------ Text to read

Automated object detection and/or recognition (ODR) is a core facility enabling sophisticated treatment of raw data. Applications are varied, but illustrative examples include detection of physical objects (from simple geometric shapes through to geographic features, vehicles and faces) in raw static images or video, as well as detection of audio objects such as songs or voices in raw audio data. In some cases, detection (i.e., detection and/or recognition) is practically the whole application, in others, it is a small part of a much larger application.
A myriad of techniques have been developed for ODR, each with its advantages and disadvantages. However, a constant theme over time has been a demand for better efficiency as raw data sets grow ever larger. For example, it is desirable to recognize aspects of non-text media available in large public computer networks to facilitate non-text media search functionality, but it is not uncommon for corresponding raw data sets to contain items numbering in the billions. At such scales even small improvements in detection speed and accuracy can have large efficiency impacts, and it is desirable to know when a particular technique has been optimally configured in some respect.

------------
------ Listed records

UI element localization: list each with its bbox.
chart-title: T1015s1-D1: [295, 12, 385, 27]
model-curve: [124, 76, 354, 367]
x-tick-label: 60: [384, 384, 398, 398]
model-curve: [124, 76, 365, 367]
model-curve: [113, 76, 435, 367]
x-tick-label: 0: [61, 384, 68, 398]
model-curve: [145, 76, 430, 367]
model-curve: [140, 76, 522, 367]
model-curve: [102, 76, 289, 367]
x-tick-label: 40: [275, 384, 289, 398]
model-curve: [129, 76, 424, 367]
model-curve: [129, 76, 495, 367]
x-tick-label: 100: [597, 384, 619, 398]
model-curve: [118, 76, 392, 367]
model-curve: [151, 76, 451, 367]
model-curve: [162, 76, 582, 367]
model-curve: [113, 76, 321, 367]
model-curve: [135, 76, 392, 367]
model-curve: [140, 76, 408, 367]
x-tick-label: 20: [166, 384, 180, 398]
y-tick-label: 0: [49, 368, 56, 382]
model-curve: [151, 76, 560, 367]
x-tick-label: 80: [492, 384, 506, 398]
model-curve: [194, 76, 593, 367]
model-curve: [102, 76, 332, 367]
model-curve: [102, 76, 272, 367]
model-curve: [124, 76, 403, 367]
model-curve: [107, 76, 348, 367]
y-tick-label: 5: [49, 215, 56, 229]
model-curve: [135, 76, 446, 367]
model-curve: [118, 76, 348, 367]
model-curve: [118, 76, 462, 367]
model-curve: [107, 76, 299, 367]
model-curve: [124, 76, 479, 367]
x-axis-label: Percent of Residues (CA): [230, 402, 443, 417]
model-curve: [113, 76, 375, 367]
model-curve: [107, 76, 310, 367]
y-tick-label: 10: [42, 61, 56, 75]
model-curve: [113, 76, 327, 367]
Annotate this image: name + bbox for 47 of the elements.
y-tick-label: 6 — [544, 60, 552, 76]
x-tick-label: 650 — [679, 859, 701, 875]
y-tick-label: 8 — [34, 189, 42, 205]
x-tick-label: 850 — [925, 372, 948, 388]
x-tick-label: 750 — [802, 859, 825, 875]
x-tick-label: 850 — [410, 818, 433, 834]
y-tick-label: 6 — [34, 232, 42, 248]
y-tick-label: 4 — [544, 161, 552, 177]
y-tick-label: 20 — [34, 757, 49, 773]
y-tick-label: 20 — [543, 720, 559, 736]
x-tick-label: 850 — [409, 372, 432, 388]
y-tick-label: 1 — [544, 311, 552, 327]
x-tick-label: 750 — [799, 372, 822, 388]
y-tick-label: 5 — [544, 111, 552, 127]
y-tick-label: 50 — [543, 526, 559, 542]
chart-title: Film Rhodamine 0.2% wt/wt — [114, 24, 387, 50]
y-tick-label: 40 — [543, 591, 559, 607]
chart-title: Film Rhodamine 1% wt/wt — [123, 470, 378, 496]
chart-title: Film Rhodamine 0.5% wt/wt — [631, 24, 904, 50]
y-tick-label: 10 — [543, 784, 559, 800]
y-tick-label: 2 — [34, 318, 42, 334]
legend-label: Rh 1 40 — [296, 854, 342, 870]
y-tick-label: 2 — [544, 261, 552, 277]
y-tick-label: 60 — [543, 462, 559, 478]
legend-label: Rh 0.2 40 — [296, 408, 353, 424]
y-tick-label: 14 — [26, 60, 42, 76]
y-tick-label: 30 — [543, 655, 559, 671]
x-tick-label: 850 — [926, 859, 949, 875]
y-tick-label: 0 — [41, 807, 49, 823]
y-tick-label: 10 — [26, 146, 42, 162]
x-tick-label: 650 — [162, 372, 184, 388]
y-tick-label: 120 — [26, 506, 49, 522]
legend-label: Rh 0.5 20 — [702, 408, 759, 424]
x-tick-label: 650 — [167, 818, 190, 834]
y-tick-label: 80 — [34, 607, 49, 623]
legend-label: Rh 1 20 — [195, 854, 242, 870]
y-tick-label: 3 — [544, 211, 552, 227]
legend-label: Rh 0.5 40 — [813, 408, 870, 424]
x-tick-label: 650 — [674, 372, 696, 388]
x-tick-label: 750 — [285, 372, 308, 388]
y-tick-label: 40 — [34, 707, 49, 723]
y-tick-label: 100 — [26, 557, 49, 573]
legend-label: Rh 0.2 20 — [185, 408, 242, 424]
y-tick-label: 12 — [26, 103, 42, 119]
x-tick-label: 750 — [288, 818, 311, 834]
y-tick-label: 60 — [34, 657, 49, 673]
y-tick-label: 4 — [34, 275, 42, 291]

------------

Direction:
Could you quote the object detection passage word for word, beginning at the words "A myriad of" and stopping after "in some respect."? The entries have no connection to the object detection passage.

Answer to this task:
A myriad of techniques have been developed for ODR, each with its advantages and disadvantages. However, a constant theme over time has been a demand for better efficiency as raw data sets grow ever larger. For example, it is desirable to recognize aspects of non-text media available in large public computer networks to facilitate non-text media search functionality, but it is not uncommon for corresponding raw data sets to contain items numbering in the billions. At such scales even small improvements in detection speed and accuracy can have large efficiency impacts, and it is desirable to know when a particular technique has been optimally configured in some respect.